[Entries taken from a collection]
Begin

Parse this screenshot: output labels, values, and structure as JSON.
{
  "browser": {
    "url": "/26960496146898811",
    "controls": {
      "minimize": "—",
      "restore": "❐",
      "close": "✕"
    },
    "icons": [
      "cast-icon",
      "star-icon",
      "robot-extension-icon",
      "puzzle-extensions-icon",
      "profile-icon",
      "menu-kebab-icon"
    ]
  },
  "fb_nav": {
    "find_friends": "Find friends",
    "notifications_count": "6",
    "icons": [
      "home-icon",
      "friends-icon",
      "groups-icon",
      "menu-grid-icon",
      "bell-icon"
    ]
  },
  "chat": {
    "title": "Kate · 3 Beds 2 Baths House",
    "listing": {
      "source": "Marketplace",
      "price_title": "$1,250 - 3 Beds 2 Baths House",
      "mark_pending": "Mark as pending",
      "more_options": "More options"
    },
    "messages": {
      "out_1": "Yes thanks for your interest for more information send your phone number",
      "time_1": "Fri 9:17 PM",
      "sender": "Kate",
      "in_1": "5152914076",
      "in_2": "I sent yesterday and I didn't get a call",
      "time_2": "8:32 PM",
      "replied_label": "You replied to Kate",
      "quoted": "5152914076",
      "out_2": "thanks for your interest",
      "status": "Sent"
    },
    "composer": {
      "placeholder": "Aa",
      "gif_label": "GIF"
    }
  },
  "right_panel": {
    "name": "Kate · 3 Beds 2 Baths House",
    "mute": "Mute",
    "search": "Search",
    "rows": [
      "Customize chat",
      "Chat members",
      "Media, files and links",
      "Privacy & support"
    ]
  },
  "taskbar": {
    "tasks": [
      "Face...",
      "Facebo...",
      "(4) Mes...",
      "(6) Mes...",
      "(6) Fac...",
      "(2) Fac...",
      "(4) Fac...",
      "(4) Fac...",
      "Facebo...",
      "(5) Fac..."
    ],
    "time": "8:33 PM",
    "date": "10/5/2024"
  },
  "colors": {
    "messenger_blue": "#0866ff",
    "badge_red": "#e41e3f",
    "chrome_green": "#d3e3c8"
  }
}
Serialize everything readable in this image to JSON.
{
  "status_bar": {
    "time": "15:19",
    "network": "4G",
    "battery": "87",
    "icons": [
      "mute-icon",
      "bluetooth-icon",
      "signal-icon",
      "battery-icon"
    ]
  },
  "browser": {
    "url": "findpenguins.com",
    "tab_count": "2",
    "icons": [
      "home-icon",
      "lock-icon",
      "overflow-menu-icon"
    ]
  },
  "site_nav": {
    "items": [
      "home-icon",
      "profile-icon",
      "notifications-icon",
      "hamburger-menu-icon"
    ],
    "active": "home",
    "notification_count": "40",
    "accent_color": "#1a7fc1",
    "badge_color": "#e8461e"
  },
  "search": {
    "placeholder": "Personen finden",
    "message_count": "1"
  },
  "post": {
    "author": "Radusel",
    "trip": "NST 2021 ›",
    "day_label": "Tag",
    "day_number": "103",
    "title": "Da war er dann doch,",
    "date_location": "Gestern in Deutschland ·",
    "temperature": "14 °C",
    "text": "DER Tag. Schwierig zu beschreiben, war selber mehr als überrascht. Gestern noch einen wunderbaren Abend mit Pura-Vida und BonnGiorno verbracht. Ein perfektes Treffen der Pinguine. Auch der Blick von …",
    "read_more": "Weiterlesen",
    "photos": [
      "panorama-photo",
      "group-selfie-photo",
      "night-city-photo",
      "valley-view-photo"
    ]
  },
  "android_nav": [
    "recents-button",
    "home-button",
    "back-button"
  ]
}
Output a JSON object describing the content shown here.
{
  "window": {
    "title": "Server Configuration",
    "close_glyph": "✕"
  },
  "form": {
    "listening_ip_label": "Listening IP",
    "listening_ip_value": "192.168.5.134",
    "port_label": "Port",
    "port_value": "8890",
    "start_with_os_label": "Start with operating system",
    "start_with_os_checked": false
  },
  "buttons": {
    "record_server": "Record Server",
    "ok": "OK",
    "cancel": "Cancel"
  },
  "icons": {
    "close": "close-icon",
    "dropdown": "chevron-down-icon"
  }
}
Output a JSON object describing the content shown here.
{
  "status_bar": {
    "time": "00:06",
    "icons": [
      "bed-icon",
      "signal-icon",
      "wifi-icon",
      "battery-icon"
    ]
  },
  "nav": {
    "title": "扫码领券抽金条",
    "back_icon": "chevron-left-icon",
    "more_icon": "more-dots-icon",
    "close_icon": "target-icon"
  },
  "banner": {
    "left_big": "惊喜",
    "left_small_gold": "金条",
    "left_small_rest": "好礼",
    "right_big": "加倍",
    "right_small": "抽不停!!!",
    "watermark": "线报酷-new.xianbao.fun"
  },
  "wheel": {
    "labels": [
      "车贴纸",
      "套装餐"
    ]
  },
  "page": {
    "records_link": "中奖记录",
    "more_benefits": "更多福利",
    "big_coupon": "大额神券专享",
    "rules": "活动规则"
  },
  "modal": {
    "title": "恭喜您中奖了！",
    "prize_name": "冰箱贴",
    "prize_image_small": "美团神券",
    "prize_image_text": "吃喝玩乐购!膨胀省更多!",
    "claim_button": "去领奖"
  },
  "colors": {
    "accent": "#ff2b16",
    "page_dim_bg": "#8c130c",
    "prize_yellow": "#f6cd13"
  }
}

End

Set task ->
Only the number is wanted: how many lines of the material contain the word "placeholder"?

Task result ->
2